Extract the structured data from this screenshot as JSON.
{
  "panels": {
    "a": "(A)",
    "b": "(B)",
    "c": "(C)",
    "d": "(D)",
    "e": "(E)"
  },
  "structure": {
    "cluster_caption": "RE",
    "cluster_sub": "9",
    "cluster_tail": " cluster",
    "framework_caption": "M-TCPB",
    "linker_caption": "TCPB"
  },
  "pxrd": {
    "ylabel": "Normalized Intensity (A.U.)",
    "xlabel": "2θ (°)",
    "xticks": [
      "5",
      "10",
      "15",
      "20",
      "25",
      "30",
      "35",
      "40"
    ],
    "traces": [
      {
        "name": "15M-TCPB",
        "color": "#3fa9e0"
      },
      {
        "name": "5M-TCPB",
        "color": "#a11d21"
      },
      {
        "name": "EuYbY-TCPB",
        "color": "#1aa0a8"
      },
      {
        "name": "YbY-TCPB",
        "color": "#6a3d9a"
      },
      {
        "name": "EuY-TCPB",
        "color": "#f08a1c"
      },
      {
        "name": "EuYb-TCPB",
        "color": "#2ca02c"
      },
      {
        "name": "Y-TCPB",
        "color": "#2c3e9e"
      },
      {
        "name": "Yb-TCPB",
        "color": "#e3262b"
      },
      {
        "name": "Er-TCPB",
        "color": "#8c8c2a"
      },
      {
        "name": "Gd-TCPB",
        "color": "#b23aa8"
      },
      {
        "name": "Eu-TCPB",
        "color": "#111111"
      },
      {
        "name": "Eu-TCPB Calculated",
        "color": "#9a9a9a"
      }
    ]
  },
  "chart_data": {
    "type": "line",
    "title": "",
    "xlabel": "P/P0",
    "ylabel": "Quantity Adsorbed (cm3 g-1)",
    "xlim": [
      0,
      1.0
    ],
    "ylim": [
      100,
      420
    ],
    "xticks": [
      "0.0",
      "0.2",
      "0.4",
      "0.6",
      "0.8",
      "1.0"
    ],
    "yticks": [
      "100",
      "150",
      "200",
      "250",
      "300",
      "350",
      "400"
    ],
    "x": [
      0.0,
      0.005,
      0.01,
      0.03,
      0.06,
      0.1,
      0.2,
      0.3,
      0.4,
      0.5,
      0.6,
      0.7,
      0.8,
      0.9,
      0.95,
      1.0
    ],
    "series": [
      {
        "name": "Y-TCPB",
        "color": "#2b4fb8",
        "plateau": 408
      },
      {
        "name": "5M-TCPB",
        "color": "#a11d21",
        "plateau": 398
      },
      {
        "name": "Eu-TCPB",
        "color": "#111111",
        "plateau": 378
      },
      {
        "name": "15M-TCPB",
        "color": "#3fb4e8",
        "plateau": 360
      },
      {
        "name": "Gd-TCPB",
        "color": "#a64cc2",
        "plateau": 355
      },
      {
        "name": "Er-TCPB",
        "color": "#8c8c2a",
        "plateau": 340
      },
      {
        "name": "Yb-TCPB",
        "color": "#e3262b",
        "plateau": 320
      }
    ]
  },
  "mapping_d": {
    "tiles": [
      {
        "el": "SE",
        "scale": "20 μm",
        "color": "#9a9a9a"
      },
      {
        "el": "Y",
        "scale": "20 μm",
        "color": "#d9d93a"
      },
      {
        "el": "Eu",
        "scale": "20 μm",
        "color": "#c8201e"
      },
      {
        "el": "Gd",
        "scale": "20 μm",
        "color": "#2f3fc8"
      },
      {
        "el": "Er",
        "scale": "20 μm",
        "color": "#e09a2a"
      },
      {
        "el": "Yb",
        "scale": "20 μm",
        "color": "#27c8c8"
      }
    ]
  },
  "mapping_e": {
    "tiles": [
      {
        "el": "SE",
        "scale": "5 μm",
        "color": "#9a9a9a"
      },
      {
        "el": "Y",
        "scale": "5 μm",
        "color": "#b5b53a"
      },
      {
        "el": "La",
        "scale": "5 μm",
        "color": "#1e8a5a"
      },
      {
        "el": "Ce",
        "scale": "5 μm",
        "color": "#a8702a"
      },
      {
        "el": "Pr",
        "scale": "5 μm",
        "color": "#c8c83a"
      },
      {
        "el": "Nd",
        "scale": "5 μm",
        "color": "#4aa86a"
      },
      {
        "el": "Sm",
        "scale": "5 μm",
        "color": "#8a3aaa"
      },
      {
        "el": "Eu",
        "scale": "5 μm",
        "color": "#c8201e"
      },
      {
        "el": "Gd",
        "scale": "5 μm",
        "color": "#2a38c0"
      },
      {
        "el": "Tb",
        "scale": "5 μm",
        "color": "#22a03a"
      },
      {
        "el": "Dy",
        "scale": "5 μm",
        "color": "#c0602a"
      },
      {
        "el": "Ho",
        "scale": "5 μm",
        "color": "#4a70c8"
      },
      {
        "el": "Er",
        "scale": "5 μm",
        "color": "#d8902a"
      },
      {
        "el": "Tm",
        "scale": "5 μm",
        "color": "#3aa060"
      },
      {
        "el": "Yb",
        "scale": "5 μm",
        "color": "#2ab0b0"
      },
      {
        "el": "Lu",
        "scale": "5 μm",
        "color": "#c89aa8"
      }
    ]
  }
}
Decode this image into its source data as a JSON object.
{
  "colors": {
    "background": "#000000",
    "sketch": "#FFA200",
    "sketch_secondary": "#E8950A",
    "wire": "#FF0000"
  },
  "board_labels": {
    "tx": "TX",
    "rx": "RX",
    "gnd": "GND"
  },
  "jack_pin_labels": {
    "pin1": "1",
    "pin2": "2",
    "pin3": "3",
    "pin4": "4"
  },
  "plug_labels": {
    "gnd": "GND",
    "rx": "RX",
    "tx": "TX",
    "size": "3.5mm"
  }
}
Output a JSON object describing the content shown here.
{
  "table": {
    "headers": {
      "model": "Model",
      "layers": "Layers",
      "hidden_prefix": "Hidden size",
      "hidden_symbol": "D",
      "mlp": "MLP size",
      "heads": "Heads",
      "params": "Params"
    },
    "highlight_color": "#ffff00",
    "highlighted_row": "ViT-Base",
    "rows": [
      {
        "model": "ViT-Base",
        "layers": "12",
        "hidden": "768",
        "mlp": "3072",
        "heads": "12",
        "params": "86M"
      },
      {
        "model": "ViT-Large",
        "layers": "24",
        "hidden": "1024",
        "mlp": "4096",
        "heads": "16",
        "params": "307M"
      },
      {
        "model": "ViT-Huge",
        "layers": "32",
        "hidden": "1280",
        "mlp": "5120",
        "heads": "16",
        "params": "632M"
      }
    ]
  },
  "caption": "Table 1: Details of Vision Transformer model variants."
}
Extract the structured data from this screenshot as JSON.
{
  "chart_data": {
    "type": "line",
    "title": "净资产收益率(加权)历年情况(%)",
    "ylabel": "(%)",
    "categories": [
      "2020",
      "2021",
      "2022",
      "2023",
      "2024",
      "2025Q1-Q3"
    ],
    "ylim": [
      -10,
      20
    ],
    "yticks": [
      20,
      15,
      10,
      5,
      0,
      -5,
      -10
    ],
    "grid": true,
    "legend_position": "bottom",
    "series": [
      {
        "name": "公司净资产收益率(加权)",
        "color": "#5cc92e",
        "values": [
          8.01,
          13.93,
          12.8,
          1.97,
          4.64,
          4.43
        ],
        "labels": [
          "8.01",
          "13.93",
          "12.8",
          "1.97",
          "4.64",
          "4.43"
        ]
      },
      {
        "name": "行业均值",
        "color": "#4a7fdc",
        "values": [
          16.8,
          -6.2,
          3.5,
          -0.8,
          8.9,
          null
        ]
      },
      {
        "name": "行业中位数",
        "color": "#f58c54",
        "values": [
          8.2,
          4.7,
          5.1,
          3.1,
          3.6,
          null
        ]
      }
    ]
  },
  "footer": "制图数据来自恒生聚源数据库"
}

Prompt: Repeat the material from above exactly, word for word.

Output for this task:
Extract the structured data from this screenshot as JSON.
{
  "panels": {
    "a": "(A)",
    "b": "(B)",
    "c": "(C)",
    "d": "(D)",
    "e": "(E)"
  },
  "structure": {
    "cluster_caption": "RE",
    "cluster_sub": "9",
    "cluster_tail": " cluster",
    "framework_caption": "M-TCPB",
    "linker_caption": "TCPB"
  },
  "pxrd": {
    "ylabel": "Normalized Intensity (A.U.)",
    "xlabel": "2θ (°)",
    "xticks": [
      "5",
      "10",
      "15",
      "20",
      "25",
      "30",
      "35",
      "40"
    ],
    "traces": [
      {
        "name": "15M-TCPB",
        "color": "#3fa9e0"
      },
      {
        "name": "5M-TCPB",
        "color": "#a11d21"
      },
      {
        "name": "EuYbY-TCPB",
        "color": "#1aa0a8"
      },
      {
        "name": "YbY-TCPB",
        "color": "#6a3d9a"
      },
      {
        "name": "EuY-TCPB",
        "color": "#f08a1c"
      },
      {
        "name": "EuYb-TCPB",
        "color": "#2ca02c"
      },
      {
        "name": "Y-TCPB",
        "color": "#2c3e9e"
      },
      {
        "name": "Yb-TCPB",
        "color": "#e3262b"
      },
      {
        "name": "Er-TCPB",
        "color": "#8c8c2a"
      },
      {
        "name": "Gd-TCPB",
        "color": "#b23aa8"
      },
      {
        "name": "Eu-TCPB",
        "color": "#111111"
      },
      {
        "name": "Eu-TCPB Calculated",
        "color": "#9a9a9a"
      }
    ]
  },
  "chart_data": {
    "type": "line",
    "title": "",
    "xlabel": "P/P0",
    "ylabel": "Quantity Adsorbed (cm3 g-1)",
    "xlim": [
      0,
      1.0
    ],
    "ylim": [
      100,
      420
    ],
    "xticks": [
      "0.0",
      "0.2",
      "0.4",
      "0.6",
      "0.8",
      "1.0"
    ],
    "yticks": [
      "100",
      "150",
      "200",
      "250",
      "300",
      "350",
      "400"
    ],
    "x": [
      0.0,
      0.005,
      0.01,
      0.03,
      0.06,
      0.1,
      0.2,
      0.3,
      0.4,
      0.5,
      0.6,
      0.7,
      0.8,
      0.9,
      0.95,
      1.0
    ],
    "series": [
      {
        "name": "Y-TCPB",
        "color": "#2b4fb8",
        "plateau": 408
      },
      {
        "name": "5M-TCPB",
        "color": "#a11d21",
        "plateau": 398
      },
      {
        "name": "Eu-TCPB",
        "color": "#111111",
        "plateau": 378
      },
      {
        "name": "15M-TCPB",
        "color": "#3fb4e8",
        "plateau": 360
      },
      {
        "name": "Gd-TCPB",
        "color": "#a64cc2",
        "plateau": 355
      },
      {
        "name": "Er-TCPB",
        "color": "#8c8c2a",
        "plateau": 340
      },
      {
        "name": "Yb-TCPB",
        "color": "#e3262b",
        "plateau": 320
      }
    ]
  },
  "mapping_d": {
    "tiles": [
      {
        "el": "SE",
        "scale": "20 μm",
        "color": "#9a9a9a"
      },
      {
        "el": "Y",
        "scale": "20 μm",
        "color": "#d9d93a"
      },
      {
        "el": "Eu",
        "scale": "20 μm",
        "color": "#c8201e"
      },
      {
        "el": "Gd",
        "scale": "20 μm",
        "color": "#2f3fc8"
      },
      {
        "el": "Er",
        "scale": "20 μm",
        "color": "#e09a2a"
      },
      {
        "el": "Yb",
        "scale": "20 μm",
        "color": "#27c8c8"
      }
    ]
  },
  "mapping_e": {
    "tiles": [
      {
        "el": "SE",
        "scale": "5 μm",
        "color": "#9a9a9a"
      },
      {
        "el": "Y",
        "scale": "5 μm",
        "color": "#b5b53a"
      },
      {
        "el": "La",
        "scale": "5 μm",
        "color": "#1e8a5a"
      },
      {
        "el": "Ce",
        "scale": "5 μm",
        "color": "#a8702a"
      },
      {
        "el": "Pr",
        "scale": "5 μm",
        "color": "#c8c83a"
      },
      {
        "el": "Nd",
        "scale": "5 μm",
        "color": "#4aa86a"
      },
      {
        "el": "Sm",
        "scale": "5 μm",
        "color": "#8a3aaa"
      },
      {
        "el": "Eu",
        "scale": "5 μm",
        "color": "#c8201e"
      },
      {
        "el": "Gd",
        "scale": "5 μm",
        "color": "#2a38c0"
      },
      {
        "el": "Tb",
        "scale": "5 μm",
        "color": "#22a03a"
      },
      {
        "el": "Dy",
        "scale": "5 μm",
        "color": "#c0602a"
      },
      {
        "el": "Ho",
        "scale": "5 μm",
        "color": "#4a70c8"
      },
      {
        "el": "Er",
        "scale": "5 μm",
        "color": "#d8902a"
      },
      {
        "el": "Tm",
        "scale": "5 μm",
        "color": "#3aa060"
      },
      {
        "el": "Yb",
        "scale": "5 μm",
        "color": "#2ab0b0"
      },
      {
        "el": "Lu",
        "scale": "5 μm",
        "color": "#c89aa8"
      }
    ]
  }
}
Decode this image into its source data as a JSON object.
{
  "colors": {
    "background": "#000000",
    "sketch": "#FFA200",
    "sketch_secondary": "#E8950A",
    "wire": "#FF0000"
  },
  "board_labels": {
    "tx": "TX",
    "rx": "RX",
    "gnd": "GND"
  },
  "jack_pin_labels": {
    "pin1": "1",
    "pin2": "2",
    "pin3": "3",
    "pin4": "4"
  },
  "plug_labels": {
    "gnd": "GND",
    "rx": "RX",
    "tx": "TX",
    "size": "3.5mm"
  }
}
Output a JSON object describing the content shown here.
{
  "table": {
    "headers": {
      "model": "Model",
      "layers": "Layers",
      "hidden_prefix": "Hidden size",
      "hidden_symbol": "D",
      "mlp": "MLP size",
      "heads": "Heads",
      "params": "Params"
    },
    "highlight_color": "#ffff00",
    "highlighted_row": "ViT-Base",
    "rows": [
      {
        "model": "ViT-Base",
        "layers": "12",
        "hidden": "768",
        "mlp": "3072",
        "heads": "12",
        "params": "86M"
      },
      {
        "model": "ViT-Large",
        "layers": "24",
        "hidden": "1024",
        "mlp": "4096",
        "heads": "16",
        "params": "307M"
      },
      {
        "model": "ViT-Huge",
        "layers": "32",
        "hidden": "1280",
        "mlp": "5120",
        "heads": "16",
        "params": "632M"
      }
    ]
  },
  "caption": "Table 1: Details of Vision Transformer model variants."
}
Extract the structured data from this screenshot as JSON.
{
  "chart_data": {
    "type": "line",
    "title": "净资产收益率(加权)历年情况(%)",
    "ylabel": "(%)",
    "categories": [
      "2020",
      "2021",
      "2022",
      "2023",
      "2024",
      "2025Q1-Q3"
    ],
    "ylim": [
      -10,
      20
    ],
    "yticks": [
      20,
      15,
      10,
      5,
      0,
      -5,
      -10
    ],
    "grid": true,
    "legend_position": "bottom",
    "series": [
      {
        "name": "公司净资产收益率(加权)",
        "color": "#5cc92e",
        "values": [
          8.01,
          13.93,
          12.8,
          1.97,
          4.64,
          4.43
        ],
        "labels": [
          "8.01",
          "13.93",
          "12.8",
          "1.97",
          "4.64",
          "4.43"
        ]
      },
      {
        "name": "行业均值",
        "color": "#4a7fdc",
        "values": [
          16.8,
          -6.2,
          3.5,
          -0.8,
          8.9,
          null
        ]
      },
      {
        "name": "行业中位数",
        "color": "#f58c54",
        "values": [
          8.2,
          4.7,
          5.1,
          3.1,
          3.6,
          null
        ]
      }
    ]
  },
  "footer": "制图数据来自恒生聚源数据库"
}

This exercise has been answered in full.